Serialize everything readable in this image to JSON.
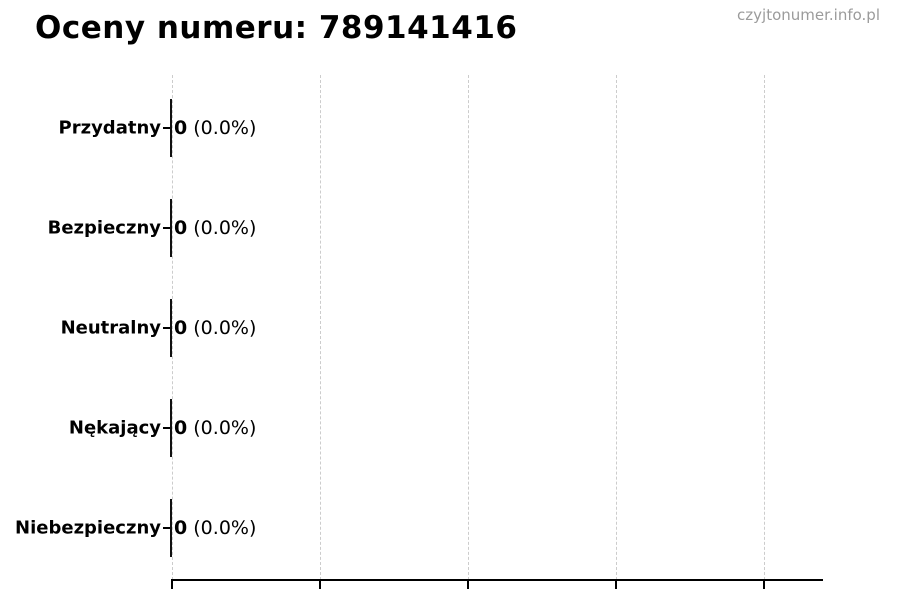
{
  "header": {
    "title": "Oceny numeru: 789141416",
    "watermark": "czyjtonumer.info.pl"
  },
  "chart_data": {
    "type": "bar",
    "orientation": "horizontal",
    "title": "Oceny numeru: 789141416",
    "categories": [
      "Przydatny",
      "Bezpieczny",
      "Neutralny",
      "Nękający",
      "Niebezpieczny"
    ],
    "values": [
      0,
      0,
      0,
      0,
      0
    ],
    "percentages": [
      0.0,
      0.0,
      0.0,
      0.0,
      0.0
    ],
    "value_texts": [
      "0",
      "0",
      "0",
      "0",
      "0"
    ],
    "percent_texts": [
      "(0.0%)",
      "(0.0%)",
      "(0.0%)",
      "(0.0%)",
      "(0.0%)"
    ],
    "value_labels": [
      "0 (0.0%)",
      "0 (0.0%)",
      "0 (0.0%)",
      "0 (0.0%)",
      "0 (0.0%)"
    ],
    "xlabel": "",
    "ylabel": "",
    "x_tick_labels": [],
    "gridline_count": 5,
    "grid": "vertical-dashed",
    "legend": "none",
    "bar_color": "#111111",
    "grid_color": "#cccccc",
    "axis_color": "#000000",
    "watermark_color": "#9b9b9b"
  }
}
* * * * *
Aim of the task |
Working from the material above, transcribe it exactly while omitting pictures.

Solution |
Serialize everything readable in this image to JSON.
{
  "header": {
    "title": "Oceny numeru: 789141416",
    "watermark": "czyjtonumer.info.pl"
  },
  "chart_data": {
    "type": "bar",
    "orientation": "horizontal",
    "title": "Oceny numeru: 789141416",
    "categories": [
      "Przydatny",
      "Bezpieczny",
      "Neutralny",
      "Nękający",
      "Niebezpieczny"
    ],
    "values": [
      0,
      0,
      0,
      0,
      0
    ],
    "percentages": [
      0.0,
      0.0,
      0.0,
      0.0,
      0.0
    ],
    "value_texts": [
      "0",
      "0",
      "0",
      "0",
      "0"
    ],
    "percent_texts": [
      "(0.0%)",
      "(0.0%)",
      "(0.0%)",
      "(0.0%)",
      "(0.0%)"
    ],
    "value_labels": [
      "0 (0.0%)",
      "0 (0.0%)",
      "0 (0.0%)",
      "0 (0.0%)",
      "0 (0.0%)"
    ],
    "xlabel": "",
    "ylabel": "",
    "x_tick_labels": [],
    "gridline_count": 5,
    "grid": "vertical-dashed",
    "legend": "none",
    "bar_color": "#111111",
    "grid_color": "#cccccc",
    "axis_color": "#000000",
    "watermark_color": "#9b9b9b"
  }
}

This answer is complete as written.